**Exercise material**
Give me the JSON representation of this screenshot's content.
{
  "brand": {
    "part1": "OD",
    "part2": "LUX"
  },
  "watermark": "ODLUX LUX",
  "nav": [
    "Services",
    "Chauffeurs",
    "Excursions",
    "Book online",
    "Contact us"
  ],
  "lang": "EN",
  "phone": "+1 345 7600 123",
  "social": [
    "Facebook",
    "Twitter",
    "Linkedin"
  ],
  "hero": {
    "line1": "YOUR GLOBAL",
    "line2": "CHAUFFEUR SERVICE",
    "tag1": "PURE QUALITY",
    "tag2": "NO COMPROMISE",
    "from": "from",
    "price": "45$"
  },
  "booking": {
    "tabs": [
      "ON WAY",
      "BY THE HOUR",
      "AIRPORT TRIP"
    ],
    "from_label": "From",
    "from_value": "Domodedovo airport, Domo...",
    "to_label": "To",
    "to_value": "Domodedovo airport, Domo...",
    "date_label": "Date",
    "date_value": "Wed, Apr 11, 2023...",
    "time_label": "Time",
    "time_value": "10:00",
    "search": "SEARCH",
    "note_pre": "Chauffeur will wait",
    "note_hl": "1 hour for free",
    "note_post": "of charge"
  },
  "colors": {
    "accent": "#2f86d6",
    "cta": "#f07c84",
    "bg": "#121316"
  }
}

**What you have to do**
Transcribe the full listing above without leaving anything out.

**Full answer**
Give me the JSON representation of this screenshot's content.
{
  "brand": {
    "part1": "OD",
    "part2": "LUX"
  },
  "watermark": "ODLUX LUX",
  "nav": [
    "Services",
    "Chauffeurs",
    "Excursions",
    "Book online",
    "Contact us"
  ],
  "lang": "EN",
  "phone": "+1 345 7600 123",
  "social": [
    "Facebook",
    "Twitter",
    "Linkedin"
  ],
  "hero": {
    "line1": "YOUR GLOBAL",
    "line2": "CHAUFFEUR SERVICE",
    "tag1": "PURE QUALITY",
    "tag2": "NO COMPROMISE",
    "from": "from",
    "price": "45$"
  },
  "booking": {
    "tabs": [
      "ON WAY",
      "BY THE HOUR",
      "AIRPORT TRIP"
    ],
    "from_label": "From",
    "from_value": "Domodedovo airport, Domo...",
    "to_label": "To",
    "to_value": "Domodedovo airport, Domo...",
    "date_label": "Date",
    "date_value": "Wed, Apr 11, 2023...",
    "time_label": "Time",
    "time_value": "10:00",
    "search": "SEARCH",
    "note_pre": "Chauffeur will wait",
    "note_hl": "1 hour for free",
    "note_post": "of charge"
  },
  "colors": {
    "accent": "#2f86d6",
    "cta": "#f07c84",
    "bg": "#121316"
  }
}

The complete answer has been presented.